-- Start Data provided --
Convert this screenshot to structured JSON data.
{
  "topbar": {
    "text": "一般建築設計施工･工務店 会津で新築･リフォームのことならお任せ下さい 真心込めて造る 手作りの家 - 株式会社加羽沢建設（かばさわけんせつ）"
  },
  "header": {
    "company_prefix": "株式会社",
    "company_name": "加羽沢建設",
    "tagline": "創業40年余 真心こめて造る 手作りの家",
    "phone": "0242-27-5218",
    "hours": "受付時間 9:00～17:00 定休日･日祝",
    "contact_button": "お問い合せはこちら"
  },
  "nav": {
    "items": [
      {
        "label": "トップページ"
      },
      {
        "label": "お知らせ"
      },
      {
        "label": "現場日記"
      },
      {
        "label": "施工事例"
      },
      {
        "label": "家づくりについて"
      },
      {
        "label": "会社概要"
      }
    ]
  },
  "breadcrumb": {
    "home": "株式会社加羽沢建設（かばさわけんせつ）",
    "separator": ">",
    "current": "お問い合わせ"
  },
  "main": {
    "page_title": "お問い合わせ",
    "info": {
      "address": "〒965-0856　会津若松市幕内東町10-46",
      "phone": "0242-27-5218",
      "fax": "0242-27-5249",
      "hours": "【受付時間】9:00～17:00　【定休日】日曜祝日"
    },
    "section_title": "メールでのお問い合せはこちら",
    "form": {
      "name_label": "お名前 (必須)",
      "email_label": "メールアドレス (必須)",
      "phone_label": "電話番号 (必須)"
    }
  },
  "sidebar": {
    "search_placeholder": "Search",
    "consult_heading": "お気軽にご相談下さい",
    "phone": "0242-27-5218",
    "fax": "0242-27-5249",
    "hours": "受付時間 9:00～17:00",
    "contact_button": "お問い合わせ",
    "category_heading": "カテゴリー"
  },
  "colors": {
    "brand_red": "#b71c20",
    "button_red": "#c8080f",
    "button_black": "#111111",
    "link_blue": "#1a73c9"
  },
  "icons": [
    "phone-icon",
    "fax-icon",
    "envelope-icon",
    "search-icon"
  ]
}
-- End Data provided --
What you need to do =
Look through the data above. Find each line with the string "お問い合わせ" and copy it.

Full answer =
    "current": "お問い合わせ"
    "page_title": "お問い合わせ",
    "contact_button": "お問い合わせ",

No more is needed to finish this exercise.